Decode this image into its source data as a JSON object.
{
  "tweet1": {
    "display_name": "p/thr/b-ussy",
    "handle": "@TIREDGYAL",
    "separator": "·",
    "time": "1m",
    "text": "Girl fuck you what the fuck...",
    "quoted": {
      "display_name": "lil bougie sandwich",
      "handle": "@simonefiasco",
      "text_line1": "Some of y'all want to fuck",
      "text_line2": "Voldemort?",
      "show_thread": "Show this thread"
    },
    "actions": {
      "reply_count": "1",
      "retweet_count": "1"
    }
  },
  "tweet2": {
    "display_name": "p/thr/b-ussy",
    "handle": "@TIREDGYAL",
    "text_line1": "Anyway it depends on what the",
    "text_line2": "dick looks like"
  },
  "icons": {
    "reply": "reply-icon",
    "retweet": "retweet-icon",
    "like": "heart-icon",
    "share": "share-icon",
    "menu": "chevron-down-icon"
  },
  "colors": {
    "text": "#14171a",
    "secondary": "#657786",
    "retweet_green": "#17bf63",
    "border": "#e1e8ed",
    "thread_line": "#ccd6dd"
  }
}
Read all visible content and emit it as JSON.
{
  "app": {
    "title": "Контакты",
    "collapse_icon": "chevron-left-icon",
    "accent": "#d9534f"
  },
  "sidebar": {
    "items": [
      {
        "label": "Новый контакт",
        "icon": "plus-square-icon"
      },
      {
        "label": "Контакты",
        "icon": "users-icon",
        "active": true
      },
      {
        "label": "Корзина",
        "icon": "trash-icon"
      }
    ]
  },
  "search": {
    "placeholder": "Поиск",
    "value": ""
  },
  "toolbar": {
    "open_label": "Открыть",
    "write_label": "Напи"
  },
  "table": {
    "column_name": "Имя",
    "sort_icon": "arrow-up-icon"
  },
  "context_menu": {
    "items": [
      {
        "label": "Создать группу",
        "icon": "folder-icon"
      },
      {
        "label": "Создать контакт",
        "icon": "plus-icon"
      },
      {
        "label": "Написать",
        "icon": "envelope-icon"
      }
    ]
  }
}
....
Directions:
Send back exactly the lines from the line with "Read all visible content and emit it as JSON." through the end of the records.

Exercise output:
Read all visible content and emit it as JSON.
{
  "app": {
    "title": "Контакты",
    "collapse_icon": "chevron-left-icon",
    "accent": "#d9534f"
  },
  "sidebar": {
    "items": [
      {
        "label": "Новый контакт",
        "icon": "plus-square-icon"
      },
      {
        "label": "Контакты",
        "icon": "users-icon",
        "active": true
      },
      {
        "label": "Корзина",
        "icon": "trash-icon"
      }
    ]
  },
  "search": {
    "placeholder": "Поиск",
    "value": ""
  },
  "toolbar": {
    "open_label": "Открыть",
    "write_label": "Напи"
  },
  "table": {
    "column_name": "Имя",
    "sort_icon": "arrow-up-icon"
  },
  "context_menu": {
    "items": [
      {
        "label": "Создать группу",
        "icon": "folder-icon"
      },
      {
        "label": "Создать контакт",
        "icon": "plus-icon"
      },
      {
        "label": "Написать",
        "icon": "envelope-icon"
      }
    ]
  }
}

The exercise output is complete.